What the exercise asks
Report, word for word, every line of the material that contains "оказанием".

Source data
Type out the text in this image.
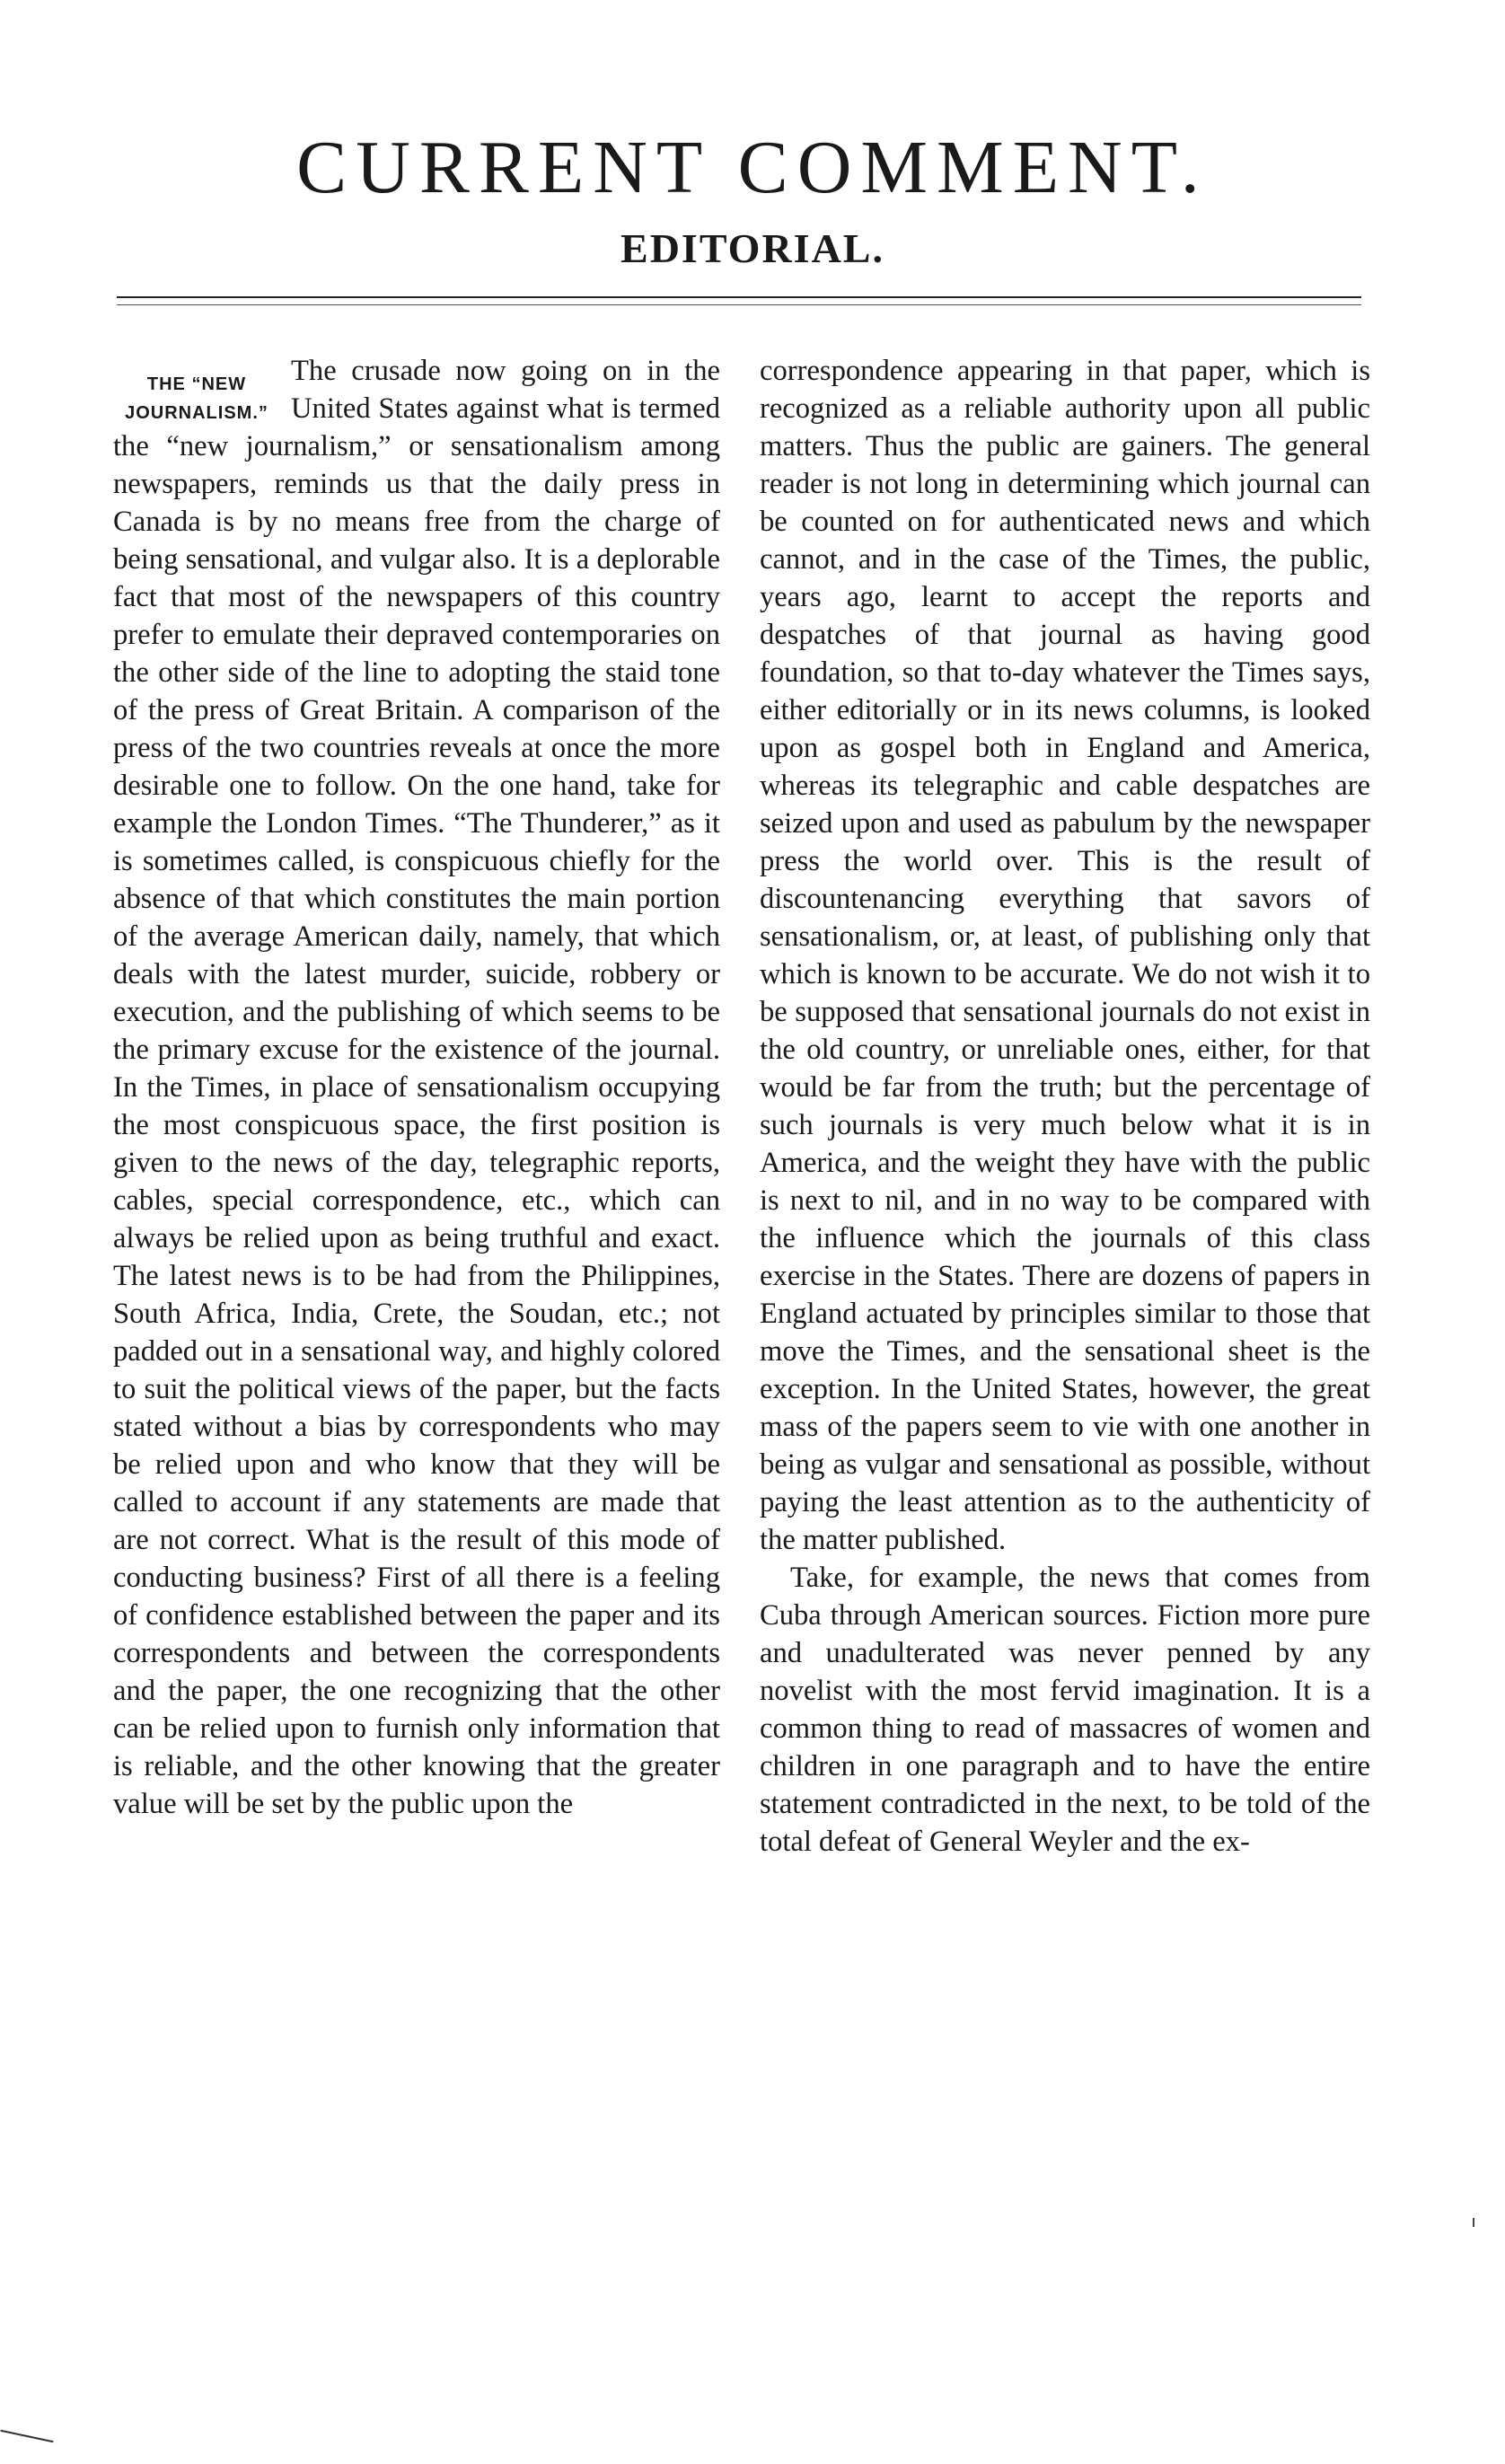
CURRENT COMMENT.
EDITORIAL.
THE “NEW
JOURNALISM.”

The crusade now going on in the United States against what is termed the “new journalism,” or sensationalism among newspapers, reminds us that the daily press in Canada is by no means free from the charge of being sensational, and vulgar also. It is a deplorable fact that most of the newspapers of this country prefer to emulate their depraved contemporaries on the other side of the line to adopting the staid tone of the press of Great Britain. A comparison of the press of the two countries reveals at once the more desirable one to follow. On the one hand, take for example the London Times. “The Thunderer,” as it is sometimes called, is conspicuous chiefly for the absence of that which constitutes the main portion of the average American daily, namely, that which deals with the latest murder, suicide, robbery or execution, and the publishing of which seems to be the primary excuse for the existence of the journal. In the Times, in place of sensationalism occupying the most conspicuous space, the first position is given to the news of the day, telegraphic reports, cables, special correspondence, etc., which can always be relied upon as being truthful and exact. The latest news is to be had from the Philippines, South Africa, India, Crete, the Soudan, etc.; not padded out in a sensational way, and highly colored to suit the political views of the paper, but the facts stated without a bias by correspondents who may be relied upon and who know that they will be called to account if any statements are made that are not correct. What is the result of this mode of conducting business? First of all there is a feeling of confidence established between the paper and its correspondents and between the correspondents and the paper, the one recognizing that the other can be relied upon to furnish only information that is reliable, and the other knowing that the greater value will be set by the public upon the

correspondence appearing in that paper, which is recognized as a reliable authority upon all public matters. Thus the public are gainers. The general reader is not long in determining which journal can be counted on for authenticated news and which cannot, and in the case of the Times, the public, years ago, learnt to accept the reports and despatches of that journal as having good foundation, so that to-day whatever the Times says, either editorially or in its news columns, is looked upon as gospel both in England and America, whereas its telegraphic and cable despatches are seized upon and used as pabulum by the newspaper press the world over. This is the result of discountenancing everything that savors of sensationalism, or, at least, of publishing only that which is known to be accurate. We do not wish it to be supposed that sensational journals do not exist in the old country, or unreliable ones, either, for that would be far from the truth; but the percentage of such journals is very much below what it is in America, and the weight they have with the public is next to nil, and in no way to be compared with the influence which the journals of this class exercise in the States. There are dozens of papers in England actuated by principles similar to those that move the Times, and the sensational sheet is the exception. In the United States, however, the great mass of the papers seem to vie with one another in being as vulgar and sensational as possible, without paying the least attention as to the authenticity of the matter published.

Take, for example, the news that comes from Cuba through American sources. Fiction more pure and unadulterated was never penned by any novelist with the most fervid imagination. It is a common thing to read of massacres of women and children in one paragraph and to have the entire statement contradicted in the next, to be told of the total defeat of General Weyler and the ex-
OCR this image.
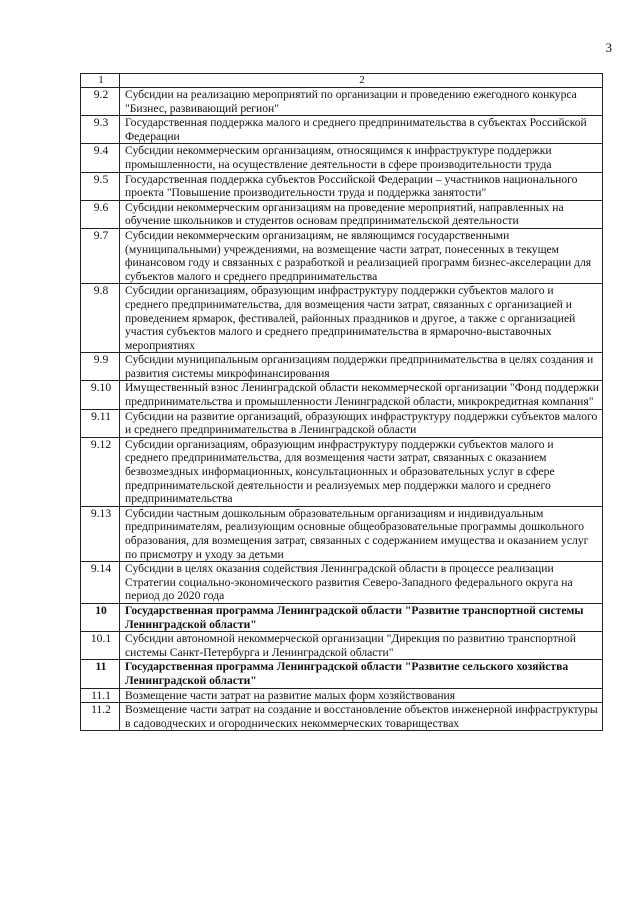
3
1	2
9.2	Субсидии на реализацию мероприятий по организации и проведению ежегодного конкурса "Бизнес, развивающий регион"
9.3	Государственная поддержка малого и среднего предпринимательства в субъектах Российской Федерации
9.4	Субсидии некоммерческим организациям, относящимся к инфраструктуре поддержки промышленности, на осуществление деятельности в сфере производительности труда
9.5	Государственная поддержка субъектов Российской Федерации – участников национального проекта "Повышение производительности труда и поддержка занятости"
9.6	Субсидии некоммерческим организациям на проведение мероприятий, направленных на обучение школьников и студентов основам предпринимательской деятельности
9.7	Субсидии некоммерческим организациям, не являющимся государственными (муниципальными) учреждениями, на возмещение части затрат, понесенных в текущем финансовом году и связанных с разработкой и реализацией программ бизнес-акселерации для субъектов малого и среднего предпринимательства
9.8	Субсидии организациям, образующим инфраструктуру поддержки субъектов малого и среднего предпринимательства, для возмещения части затрат, связанных с организацией и проведением ярмарок, фестивалей, районных праздников и другое, а также с организацией участия субъектов малого и среднего предпринимательства в ярмарочно-выставочных мероприятиях
9.9	Субсидии муниципальным организациям поддержки предпринимательства в целях создания и развития системы микрофинансирования
9.10	Имущественный взнос Ленинградской области некоммерческой организации "Фонд поддержки предпринимательства и промышленности Ленинградской области, микрокредитная компания"
9.11	Субсидии на развитие организаций, образующих инфраструктуру поддержки субъектов малого и среднего предпринимательства в Ленинградской области
9.12	Субсидии организациям, образующим инфраструктуру поддержки субъектов малого и среднего предпринимательства, для возмещения части затрат, связанных с оказанием безвозмездных информационных, консультационных и образовательных услуг в сфере предпринимательской деятельности и реализуемых мер поддержки малого и среднего предпринимательства
9.13	Субсидии частным дошкольным образовательным организациям и индивидуальным предпринимателям, реализующим основные общеобразовательные программы дошкольного образования, для возмещения затрат, связанных с содержанием имущества и оказанием услуг по присмотру и уходу за детьми
9.14	Субсидии в целях оказания содействия Ленинградской области в процессе реализации Стратегии социально-экономического развития Северо-Западного федерального округа на период до 2020 года
10	Государственная программа Ленинградской области "Развитие транспортной системы Ленинградской области"
10.1	Субсидии автономной некоммерческой организации "Дирекция по развитию транспортной системы Санкт-Петербурга и Ленинградской области"
11	Государственная программа Ленинградской области "Развитие сельского хозяйства Ленинградской области"
11.1	Возмещение части затрат на развитие малых форм хозяйствования
11.2	Возмещение части затрат на создание и восстановление объектов инженерной инфраструктуры в садоводческих и огороднических некоммерческих товариществах
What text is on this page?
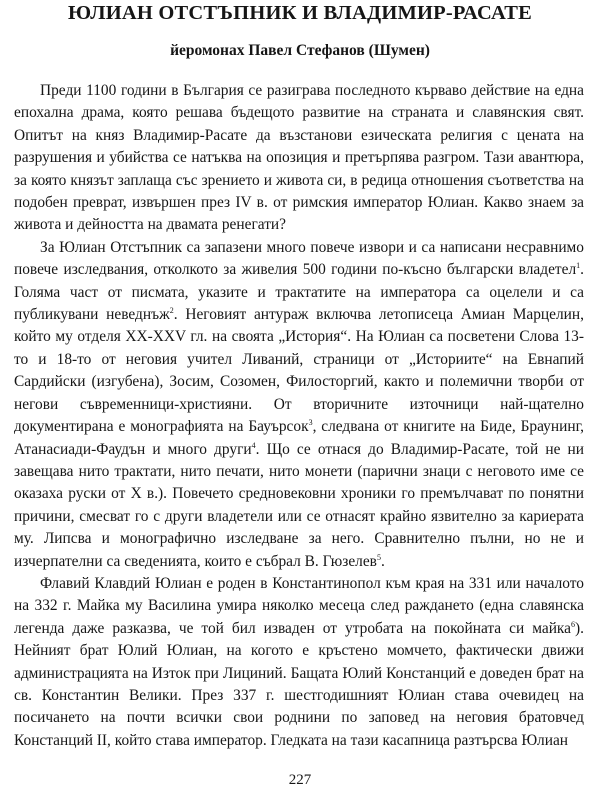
ЮЛИАН ОТСТЪПНИК И ВЛАДИМИР-РАСАТЕ
йеромонах Павел Стефанов (Шумен)

Преди 1100 години в България се разиграва последното кърваво действие на една епохална драма, която решава бъдещото развитие на страната и славянския свят. Опитът на княз Владимир-Расате да възстанови езическата религия с цената на разрушения и убийства се натъква на опозиция и претърпява разгром. Тази авантюра, за която князът заплаща със зрението и живота си, в редица отношения съответства на подобен преврат, извършен през IV в. от римския император Юлиан. Какво знаем за живота и дейността на двамата ренегати?

За Юлиан Отстъпник са запазени много повече извори и са написани несравнимо повече изследвания, отколкото за живелия 500 години по-късно български владетел$^1$. Голяма част от писмата, указите и трактатите на императора са оцелели и са публикувани неведнъж$^2$. Неговият антураж включва летописеца Амиан Марцелин, който му отделя XX-XXV гл. на своята „История“. На Юлиан са посветени Слова 13-то и 18-то от неговия учител Ливаний, страници от „Историите“ на Евнапий Сардийски (изгубена), Зосим, Созомен, Филосторгий, както и полемични творби от негови съвременници-християни. От вторичните източници най-щателно документирана е монографията на Бауърсок$^3$, следвана от книгите на Биде, Браунинг, Атанасиади-Фаудън и много други$^4$. Що се отнася до Владимир-Расате, той не ни завещава нито трактати, нито печати, нито монети (парични знаци с неговото име се оказаха руски от X в.). Повечето средновековни хроники го премълчават по понятни причини, смесват го с други владетели или се отнасят крайно язвително за кариерата му. Липсва и монографично изследване за него. Сравнително пълни, но не и изчерпателни са сведенията, които е събрал В. Гюзелев$^5$.

Флавий Клавдий Юлиан е роден в Константинопол към края на 331 или началото на 332 г. Майка му Василина умира няколко месеца след раждането (една славянска легенда даже разказва, че той бил изваден от утробата на покойната си майка$^6$). Нейният брат Юлий Юлиан, на когото е кръстено момчето, фактически движи администрацията на Изток при Лициний. Бащата Юлий Констанций е доведен брат на св. Константин Велики. През 337 г. шестгодишният Юлиан става очевидец на посичането на почти всички свои роднини по заповед на неговия братовчед Констанций II, който става император. Гледката на тази касапница разтърсва Юлиан

227
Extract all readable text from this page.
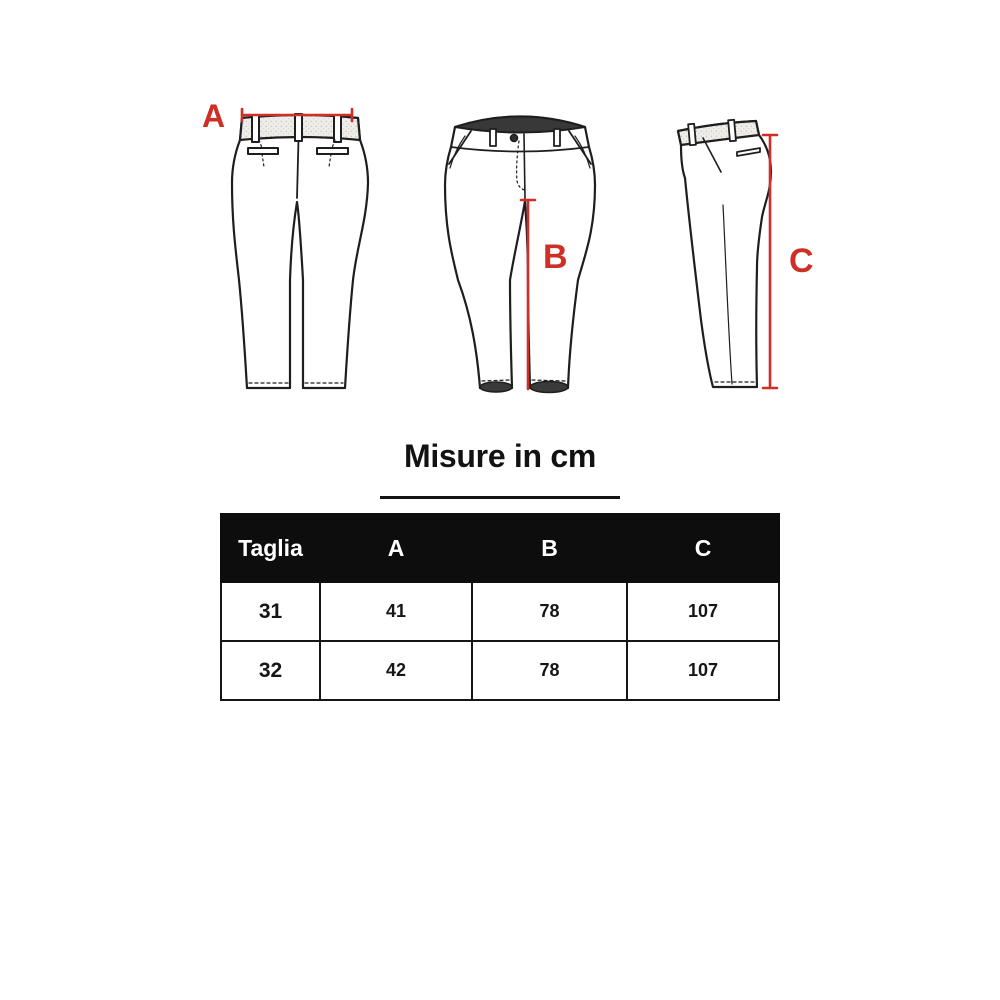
A
B	C
Misure in cm
Taglia	A	B	C
31	41	78	107
32	42	78	107
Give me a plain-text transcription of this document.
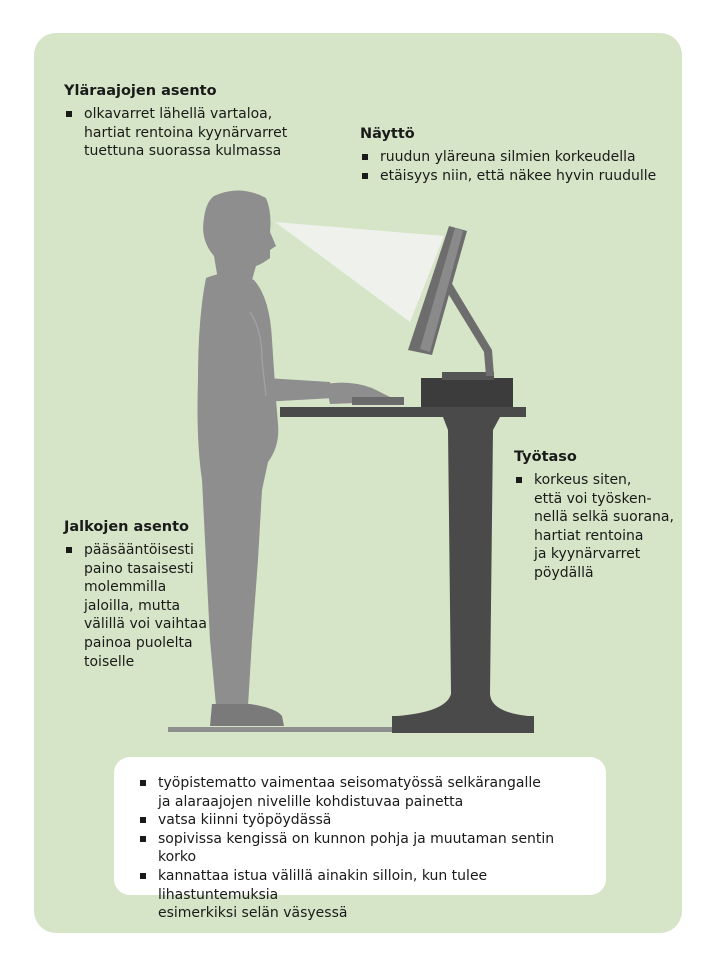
Yläraajojen asento
olkavarret lähellä vartaloa,
hartiat rentoina kyynärvarret
tuettuna suorassa kulmassa
Näyttö
ruudun yläreuna silmien korkeudella
etäisyys niin, että näkee hyvin ruudulle
Työtaso
korkeus siten,
että voi työsken-
nellä selkä suorana,
hartiat rentoina
ja kyynärvarret
pöydällä
Jalkojen asento
pääsääntöisesti
paino tasaisesti
molemmilla
jaloilla, mutta
välillä voi vaihtaa
painoa puolelta
toiselle
työpistematto vaimentaa seisomatyössä selkärangalle
ja alaraajojen nivelille kohdistuvaa painetta
vatsa kiinni työpöydässä
sopivissa kengissä on kunnon pohja ja muutaman sentin korko
kannattaa istua välillä ainakin silloin, kun tulee lihastuntemuksia
esimerkiksi selän väsyessä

Finished exercise
9.12	Субсидии организациям, образующим инфраструктуру поддержки субъектов малого и среднего предпринимательства, для возмещения части затрат, связанных с оказанием безвозмездных информационных, консультационных и образовательных услуг в сфере предпринимательской деятельности и реализуемых мер поддержки малого и среднего предпринимательства
9.13	Субсидии частным дошкольным образовательным организациям и индивидуальным предпринимателям, реализующим основные общеобразовательные программы дошкольного образования, для возмещения затрат, связанных с содержанием имущества и оказанием услуг по присмотру и уходу за детьми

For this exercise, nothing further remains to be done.